QUESTIONS TO ANSWER —
1 – Transcribe a passage from the text on chlamydia treatment exactly: begin at the words "Curing chlamydia can" and stop after "safely during pregnancy.".
2 – According to the text on chlamydia treatment, how is doxycycline taken for the infection?
3 – Extend the text on chlamydia treatment, picking up right after its final sentence.

TEXT PROVIDED —
====

Curing chlamydia can be simple if you seek testing and get treated as soon as possible. Antibiotics, such as azithromycin or doxycycline, are the most common methods used to treat the infection. Finishing all your medicine (even if the symptoms go away) is vital in completing your chlamydia treatment and preventing a recurrence of the disease.
Antibiotics are used in treating chlamydia and, when used correctly, can cure the infection. A single dose of azithromycin (Zithromax®) or a week of doxycycline (twice a day) are the most common medications prescribed for treating chlamydia.
All sex partners should also receive chlamydia treatment to avoid reinfection. You should not have sex until you and your sex partner(s) have finished being treated for chlamydia.
There are also antibiotics used to cure chlamydia safely during pregnancy.
Treating chlamydia is easy, but it's important for you to seek testing and treatment right away. By doing so, you are taking good care of your reproductive health. If you have chlamydia:
- Get it treated right away. Visit a clinic, doctor, or nurse. Research suggests that having a sexually transmitted disease (STD) increases your risk of getting infected with HIV (the virus that causes AIDS).

====

INPUT DATA —

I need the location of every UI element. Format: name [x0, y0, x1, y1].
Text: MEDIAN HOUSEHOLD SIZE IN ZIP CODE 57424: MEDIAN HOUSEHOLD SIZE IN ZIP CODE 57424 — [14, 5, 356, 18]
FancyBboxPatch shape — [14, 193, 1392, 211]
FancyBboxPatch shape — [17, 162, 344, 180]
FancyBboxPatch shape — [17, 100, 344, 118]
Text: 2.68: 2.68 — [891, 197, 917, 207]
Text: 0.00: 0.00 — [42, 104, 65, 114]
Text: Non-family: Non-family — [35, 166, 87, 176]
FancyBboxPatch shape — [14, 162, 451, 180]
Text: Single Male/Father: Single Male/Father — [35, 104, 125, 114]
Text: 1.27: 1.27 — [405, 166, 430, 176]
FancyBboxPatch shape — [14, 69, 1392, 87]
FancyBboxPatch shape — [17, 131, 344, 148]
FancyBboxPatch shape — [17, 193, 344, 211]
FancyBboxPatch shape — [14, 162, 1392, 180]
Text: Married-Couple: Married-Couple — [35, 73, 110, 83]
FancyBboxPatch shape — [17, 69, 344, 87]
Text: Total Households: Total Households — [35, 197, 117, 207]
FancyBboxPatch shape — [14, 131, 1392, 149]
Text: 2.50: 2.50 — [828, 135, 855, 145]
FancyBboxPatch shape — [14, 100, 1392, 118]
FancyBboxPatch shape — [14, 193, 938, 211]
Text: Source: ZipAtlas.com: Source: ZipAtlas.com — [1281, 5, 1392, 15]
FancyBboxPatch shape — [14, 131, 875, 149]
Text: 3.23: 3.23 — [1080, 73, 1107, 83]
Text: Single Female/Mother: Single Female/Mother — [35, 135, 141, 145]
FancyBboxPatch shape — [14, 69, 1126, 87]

====

TASK-BY-TASK ANSWERS —
1 –
Curing chlamydia can be simple if you seek testing and get treated as soon as possible. Antibiotics, such as azithromycin or doxycycline, are the most common methods used to treat the infection. Finishing all your medicine (even if the symptoms go away) is vital in completing your chlamydia treatment and preventing a recurrence of the disease.
Antibiotics are used in treating chlamydia and, when used correctly, can cure the infection. A single dose of azithromycin (Zithromax®) or a week of doxycycline (twice a day) are the most common medications prescribed for treating chlamydia.
All sex partners should also receive chlamydia treatment to avoid reinfection. You should not have sex until you and your sex partner(s) have finished being treated for chlamydia.
There are also antibiotics used to cure chlamydia safely during pregnancy.

2 – Twice a day for a week.

3 –
- Follow your doctor's orders, and finish all the medicine that you are given. Even if your chlamydia symptoms go away, you still need to finish all of the medicine.
- Avoid having any sexual activity during chlamydia treatment.
- Tell your sexual partners so that they can receive treatment for chlamydia, too.
- See your doctor if your symptoms do not disappear within one to two weeks after finishing the medicine.
- See your doctor within three to four months for chlamydia testing, especially if your sex partner was not treated or if you have a new sex partner.
Doctors, local health departments, and STD and family planning clinics have information about STDs and can give you a test to find out if you have chlamydia. Don't assume your doctor will automatically test you. You can take care of yourself, however, by asking about this condition and requesting the appropriate testing.